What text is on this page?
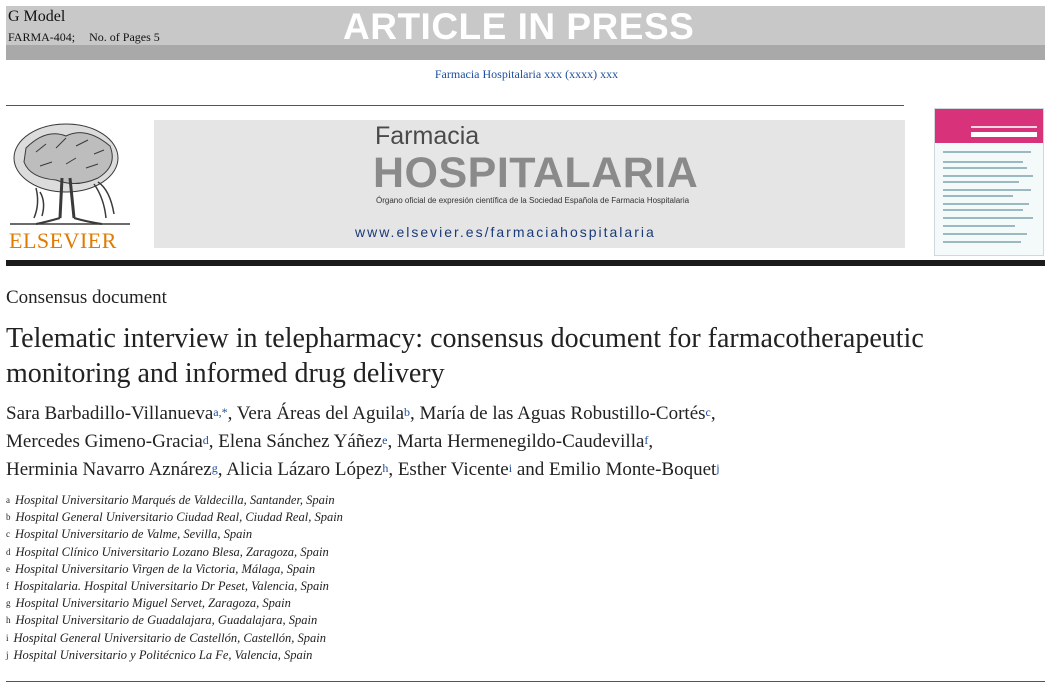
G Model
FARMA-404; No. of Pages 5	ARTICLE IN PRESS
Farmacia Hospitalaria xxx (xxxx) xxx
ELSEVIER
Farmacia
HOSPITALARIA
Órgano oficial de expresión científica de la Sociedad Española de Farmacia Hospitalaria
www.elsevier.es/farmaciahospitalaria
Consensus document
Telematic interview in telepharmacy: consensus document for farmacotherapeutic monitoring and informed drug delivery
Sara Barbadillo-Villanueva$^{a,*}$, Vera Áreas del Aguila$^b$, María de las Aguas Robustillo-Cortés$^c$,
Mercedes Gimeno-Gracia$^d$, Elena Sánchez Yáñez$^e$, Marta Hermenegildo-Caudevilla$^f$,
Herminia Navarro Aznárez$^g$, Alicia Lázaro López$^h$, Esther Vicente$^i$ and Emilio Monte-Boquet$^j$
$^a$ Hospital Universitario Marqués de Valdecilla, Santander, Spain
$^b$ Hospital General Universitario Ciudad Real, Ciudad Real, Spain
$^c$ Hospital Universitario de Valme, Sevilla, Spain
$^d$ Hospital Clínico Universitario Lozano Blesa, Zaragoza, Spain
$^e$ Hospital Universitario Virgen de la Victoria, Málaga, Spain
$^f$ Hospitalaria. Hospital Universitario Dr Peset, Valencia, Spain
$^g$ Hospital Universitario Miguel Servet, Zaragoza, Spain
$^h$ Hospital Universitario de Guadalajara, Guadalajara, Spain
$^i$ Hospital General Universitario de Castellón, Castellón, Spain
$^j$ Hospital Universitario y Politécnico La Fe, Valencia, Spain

_____

Using the records above, copy every line that has the word "General" in it.

$^b$ Hospital General Universitario Ciudad Real, Ciudad Real, Spain
$^i$ Hospital General Universitario de Castellón, Castellón, Spain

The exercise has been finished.